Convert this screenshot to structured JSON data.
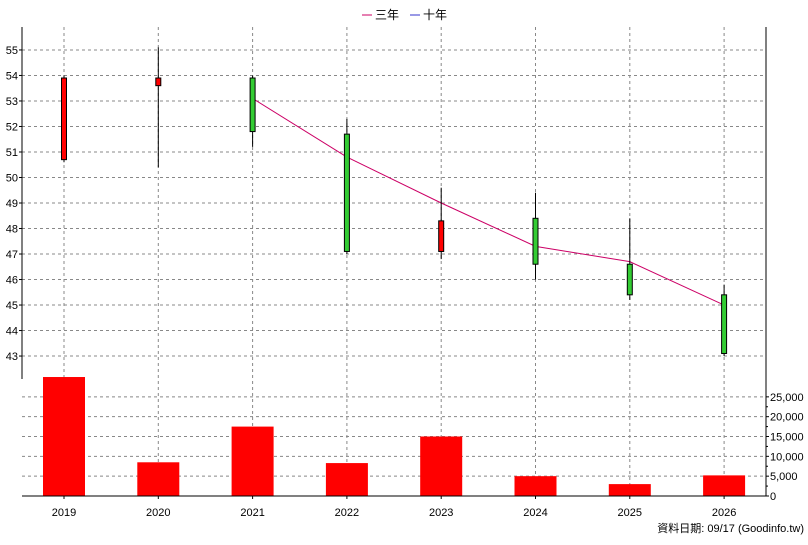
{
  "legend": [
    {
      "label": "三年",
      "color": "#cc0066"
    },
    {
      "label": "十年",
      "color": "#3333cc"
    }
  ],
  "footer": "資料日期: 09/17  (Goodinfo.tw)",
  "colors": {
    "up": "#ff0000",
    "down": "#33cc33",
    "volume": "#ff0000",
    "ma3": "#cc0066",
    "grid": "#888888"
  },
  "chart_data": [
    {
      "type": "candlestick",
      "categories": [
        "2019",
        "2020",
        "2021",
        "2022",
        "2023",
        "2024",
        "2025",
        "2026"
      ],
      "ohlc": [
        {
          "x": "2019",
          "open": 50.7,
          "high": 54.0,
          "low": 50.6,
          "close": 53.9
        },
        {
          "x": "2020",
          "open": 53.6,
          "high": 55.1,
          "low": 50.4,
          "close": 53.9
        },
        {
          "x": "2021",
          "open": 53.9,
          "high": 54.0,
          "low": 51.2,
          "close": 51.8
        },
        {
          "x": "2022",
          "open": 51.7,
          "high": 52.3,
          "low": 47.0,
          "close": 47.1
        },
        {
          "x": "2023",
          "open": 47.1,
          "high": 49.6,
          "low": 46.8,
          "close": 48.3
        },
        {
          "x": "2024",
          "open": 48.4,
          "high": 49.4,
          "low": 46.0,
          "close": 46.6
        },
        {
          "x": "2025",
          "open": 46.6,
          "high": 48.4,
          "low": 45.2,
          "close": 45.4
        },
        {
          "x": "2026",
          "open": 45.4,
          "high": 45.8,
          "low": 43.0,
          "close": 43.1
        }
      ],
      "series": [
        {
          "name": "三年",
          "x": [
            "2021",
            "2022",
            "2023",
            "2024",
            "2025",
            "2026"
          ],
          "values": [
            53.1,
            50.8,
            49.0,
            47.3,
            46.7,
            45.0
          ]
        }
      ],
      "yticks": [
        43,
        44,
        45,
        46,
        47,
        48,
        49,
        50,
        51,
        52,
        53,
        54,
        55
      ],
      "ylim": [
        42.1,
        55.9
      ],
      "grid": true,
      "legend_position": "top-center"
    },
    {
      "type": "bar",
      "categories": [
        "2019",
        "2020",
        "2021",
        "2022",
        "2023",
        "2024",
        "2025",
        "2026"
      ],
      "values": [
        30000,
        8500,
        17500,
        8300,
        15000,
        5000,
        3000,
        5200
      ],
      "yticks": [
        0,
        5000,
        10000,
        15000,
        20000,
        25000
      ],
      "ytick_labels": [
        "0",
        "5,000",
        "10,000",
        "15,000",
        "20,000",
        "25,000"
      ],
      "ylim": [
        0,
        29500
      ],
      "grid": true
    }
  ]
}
========
▶ JOB:
With the pictures omitted, reproduce the records in full and exactly.

▶ REPLY TO THE EXERCISE:
Convert this screenshot to structured JSON data.
{
  "legend": [
    {
      "label": "三年",
      "color": "#cc0066"
    },
    {
      "label": "十年",
      "color": "#3333cc"
    }
  ],
  "footer": "資料日期: 09/17  (Goodinfo.tw)",
  "colors": {
    "up": "#ff0000",
    "down": "#33cc33",
    "volume": "#ff0000",
    "ma3": "#cc0066",
    "grid": "#888888"
  },
  "chart_data": [
    {
      "type": "candlestick",
      "categories": [
        "2019",
        "2020",
        "2021",
        "2022",
        "2023",
        "2024",
        "2025",
        "2026"
      ],
      "ohlc": [
        {
          "x": "2019",
          "open": 50.7,
          "high": 54.0,
          "low": 50.6,
          "close": 53.9
        },
        {
          "x": "2020",
          "open": 53.6,
          "high": 55.1,
          "low": 50.4,
          "close": 53.9
        },
        {
          "x": "2021",
          "open": 53.9,
          "high": 54.0,
          "low": 51.2,
          "close": 51.8
        },
        {
          "x": "2022",
          "open": 51.7,
          "high": 52.3,
          "low": 47.0,
          "close": 47.1
        },
        {
          "x": "2023",
          "open": 47.1,
          "high": 49.6,
          "low": 46.8,
          "close": 48.3
        },
        {
          "x": "2024",
          "open": 48.4,
          "high": 49.4,
          "low": 46.0,
          "close": 46.6
        },
        {
          "x": "2025",
          "open": 46.6,
          "high": 48.4,
          "low": 45.2,
          "close": 45.4
        },
        {
          "x": "2026",
          "open": 45.4,
          "high": 45.8,
          "low": 43.0,
          "close": 43.1
        }
      ],
      "series": [
        {
          "name": "三年",
          "x": [
            "2021",
            "2022",
            "2023",
            "2024",
            "2025",
            "2026"
          ],
          "values": [
            53.1,
            50.8,
            49.0,
            47.3,
            46.7,
            45.0
          ]
        }
      ],
      "yticks": [
        43,
        44,
        45,
        46,
        47,
        48,
        49,
        50,
        51,
        52,
        53,
        54,
        55
      ],
      "ylim": [
        42.1,
        55.9
      ],
      "grid": true,
      "legend_position": "top-center"
    },
    {
      "type": "bar",
      "categories": [
        "2019",
        "2020",
        "2021",
        "2022",
        "2023",
        "2024",
        "2025",
        "2026"
      ],
      "values": [
        30000,
        8500,
        17500,
        8300,
        15000,
        5000,
        3000,
        5200
      ],
      "yticks": [
        0,
        5000,
        10000,
        15000,
        20000,
        25000
      ],
      "ytick_labels": [
        "0",
        "5,000",
        "10,000",
        "15,000",
        "20,000",
        "25,000"
      ],
      "ylim": [
        0,
        29500
      ],
      "grid": true
    }
  ]
}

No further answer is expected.